----- Supplied material -----

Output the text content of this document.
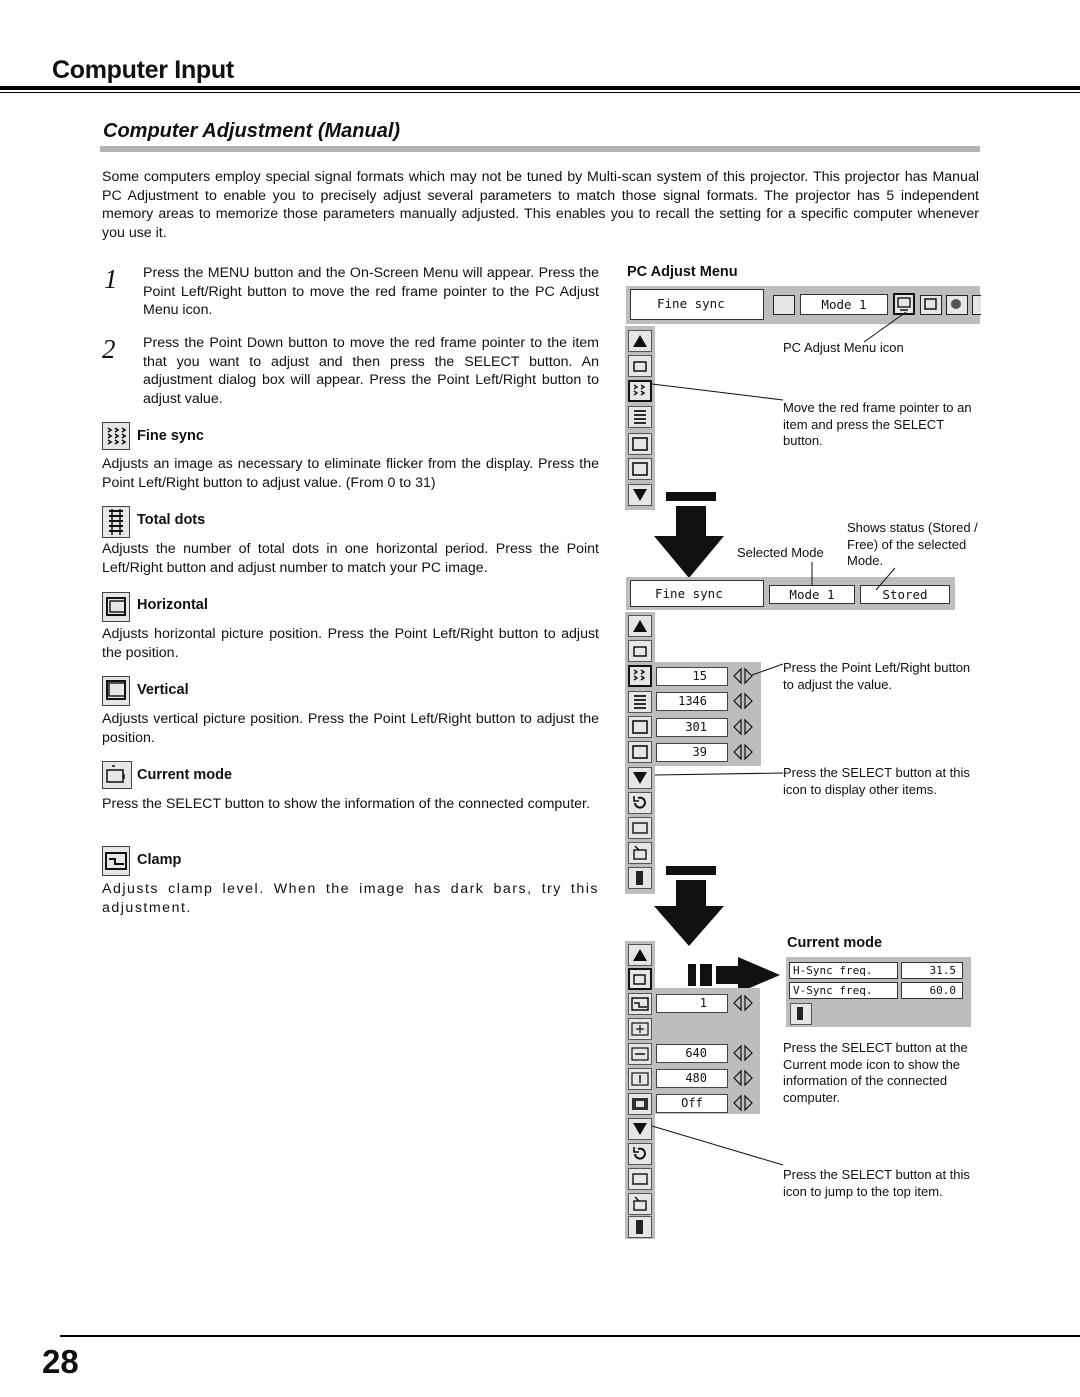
Computer Input
Computer Adjustment (Manual)
Some computers employ special signal formats which may not be tuned by Multi-scan system of this projector. This projector has Manual PC Adjustment to enable you to precisely adjust several parameters to match those signal formats. The projector has 5 independent memory areas to memorize those parameters manually adjusted. This enables you to recall the setting for a specific computer whenever you use it.
1 Press the MENU button and the On-Screen Menu will appear. Press the Point Left/Right button to move the red frame pointer to the PC Adjust Menu icon.
2 Press the Point Down button to move the red frame pointer to the item that you want to adjust and then press the SELECT button. An adjustment dialog box will appear. Press the Point Left/Right button to adjust value.
Fine sync
Adjusts an image as necessary to eliminate flicker from the display. Press the Point Left/Right button to adjust value. (From 0 to 31)
Total dots
Adjusts the number of total dots in one horizontal period. Press the Point Left/Right button and adjust number to match your PC image.
Horizontal
Adjusts horizontal picture position. Press the Point Left/Right button to adjust the position.
Vertical
Adjusts vertical picture position. Press the Point Left/Right button to adjust the position.
Current mode
Press the SELECT button to show the information of the connected computer.
Clamp
Adjusts clamp level. When the image has dark bars, try this adjustment.
PC Adjust Menu
Fine sync	Mode 1
PC Adjust Menu icon
Move the red frame pointer to an item and press the SELECT button.
Selected Mode
Shows status (Stored / Free) of the selected Mode.
Fine sync	Mode 1	Stored
15
1346
301
39
Press the Point Left/Right button to adjust the value.
Press the SELECT button at this icon to display other items.
Current mode
H-Sync freq.	31.5
V-Sync freq.	60.0
1
640
480
Off
Press the SELECT button at the Current mode icon to show the information of the connected computer.
Press the SELECT button at this icon to jump to the top item.
28
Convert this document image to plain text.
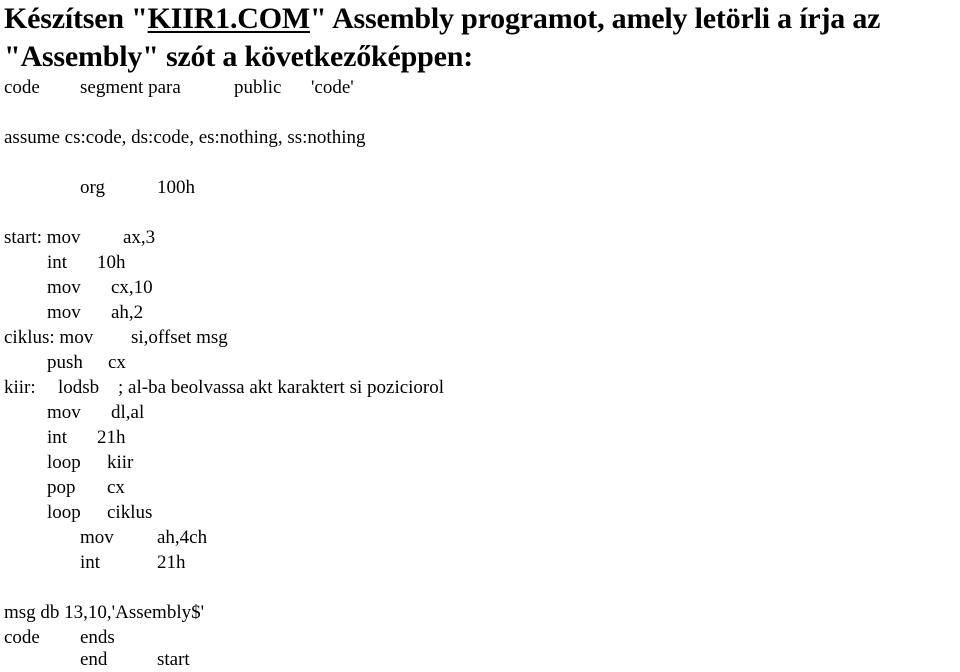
Készítsen "KIIR1.COM" Assembly programot, amely letörli a írja az "Assembly" szót a következőképpen:
code segment para	public 'code'
assume cs:code, ds:code, es:nothing, ss:nothing
org	100h
start: mov ax,3
int 10h
mov cx,10
mov ah,2
ciklus: mov si,offset msg
push cx
kiir: lodsb ; al-ba beolvassa akt karaktert si poziciorol
mov dl,al
int 21h
loop kiir
pop cx
loop ciklus
mov ah,4ch
int	21h
msg db 13,10,'Assembly$'
code ends
end	start
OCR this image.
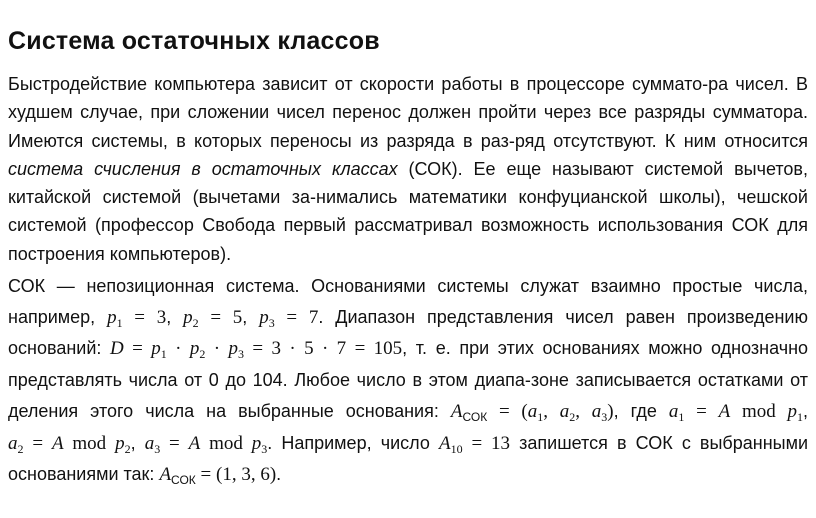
Система остаточных классов

Быстродействие компьютера зависит от скорости работы в процессоре суммато-ра чисел. В худшем случае, при сложении чисел перенос должен пройти через все разряды сумматора. Имеются системы, в которых переносы из разряда в раз-ряд отсутствуют. К ним относится система счисления в остаточных классах (СОК). Ее еще называют системой вычетов, китайской системой (вычетами за-нимались математики конфуцианской школы), чешской системой (профессор Свобода первый рассматривал возможность использования СОК для построения компьютеров).

СОК — непозиционная система. Основаниями системы служат взаимно простые числа, например, $p_1 = 3$, $p_2 = 5$, $p_3 = 7$. Диапазон представления чисел равен произведению оснований: $D = p_1 \cdot p_2 \cdot p_3 = 3 \cdot 5 \cdot 7 = 105$, т. е. при этих основаниях можно однозначно представлять числа от 0 до 104. Любое число в этом диапа-зоне записывается остатками от деления этого числа на выбранные основания: $A_{СОК} = (a_1$, $a_2$, $a_3$), где $a_1 = A$ mod $p_1$, $a_2 = A$ mod $p_2$, $a_3 = A$ mod $p_3$. Например, число $A_{10} = 13$ запишется в СОК с выбранными основаниями так: $A_{СОК} = (1$, 3, 6).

-----

▸ Prompt:
Write out the full set of lines verbatim, without the pictures.

▸ Response:
Output the text content of this document.
Computer Input
Computer Adjustment (Manual)
Some computers employ special signal formats which may not be tuned by Multi-scan system of this projector. This projector has Manual PC Adjustment to enable you to precisely adjust several parameters to match those signal formats. The projector has 5 independent memory areas to memorize those parameters manually adjusted. This enables you to recall the setting for a specific computer whenever you use it.
1 Press the MENU button and the On-Screen Menu will appear. Press the Point Left/Right button to move the red frame pointer to the PC Adjust Menu icon.
2 Press the Point Down button to move the red frame pointer to the item that you want to adjust and then press the SELECT button. An adjustment dialog box will appear. Press the Point Left/Right button to adjust value.
Fine sync
Adjusts an image as necessary to eliminate flicker from the display. Press the Point Left/Right button to adjust value. (From 0 to 31)
Total dots
Adjusts the number of total dots in one horizontal period. Press the Point Left/Right button and adjust number to match your PC image.
Horizontal
Adjusts horizontal picture position. Press the Point Left/Right button to adjust the position.
Vertical
Adjusts vertical picture position. Press the Point Left/Right button to adjust the position.
Current mode
Press the SELECT button to show the information of the connected computer.
Clamp
Adjusts clamp level. When the image has dark bars, try this adjustment.
PC Adjust Menu
Fine sync	Mode 1
PC Adjust Menu icon
Move the red frame pointer to an item and press the SELECT button.
Selected Mode
Shows status (Stored / Free) of the selected Mode.
Fine sync	Mode 1	Stored
15
1346
301
39
Press the Point Left/Right button to adjust the value.
Press the SELECT button at this icon to display other items.
Current mode
H-Sync freq.	31.5
V-Sync freq.	60.0
1
640
480
Off
Press the SELECT button at the Current mode icon to show the information of the connected computer.
Press the SELECT button at this icon to jump to the top item.
28
Convert this document image to plain text.
Készítsen "KIIR1.COM" Assembly programot, amely letörli a írja az "Assembly" szót a következőképpen:
code segment para	public 'code'
assume cs:code, ds:code, es:nothing, ss:nothing
org	100h
start: mov ax,3
int 10h
mov cx,10
mov ah,2
ciklus: mov si,offset msg
push cx
kiir: lodsb ; al-ba beolvassa akt karaktert si poziciorol
mov dl,al
int 21h
loop kiir
pop cx
loop ciklus
mov ah,4ch
int	21h
msg db 13,10,'Assembly$'
code ends
end	start
OCR this image.
Система остаточных классов

Быстродействие компьютера зависит от скорости работы в процессоре суммато-ра чисел. В худшем случае, при сложении чисел перенос должен пройти через все разряды сумматора. Имеются системы, в которых переносы из разряда в раз-ряд отсутствуют. К ним относится система счисления в остаточных классах (СОК). Ее еще называют системой вычетов, китайской системой (вычетами за-нимались математики конфуцианской школы), чешской системой (профессор Свобода первый рассматривал возможность использования СОК для построения компьютеров).

СОК — непозиционная система. Основаниями системы служат взаимно простые числа, например, $p_1 = 3$, $p_2 = 5$, $p_3 = 7$. Диапазон представления чисел равен произведению оснований: $D = p_1 \cdot p_2 \cdot p_3 = 3 \cdot 5 \cdot 7 = 105$, т. е. при этих основаниях можно однозначно представлять числа от 0 до 104. Любое число в этом диапа-зоне записывается остатками от деления этого числа на выбранные основания: $A_{СОК} = (a_1$, $a_2$, $a_3$), где $a_1 = A$ mod $p_1$, $a_2 = A$ mod $p_2$, $a_3 = A$ mod $p_3$. Например, число $A_{10} = 13$ запишется в СОК с выбранными основаниями так: $A_{СОК} = (1$, 3, 6).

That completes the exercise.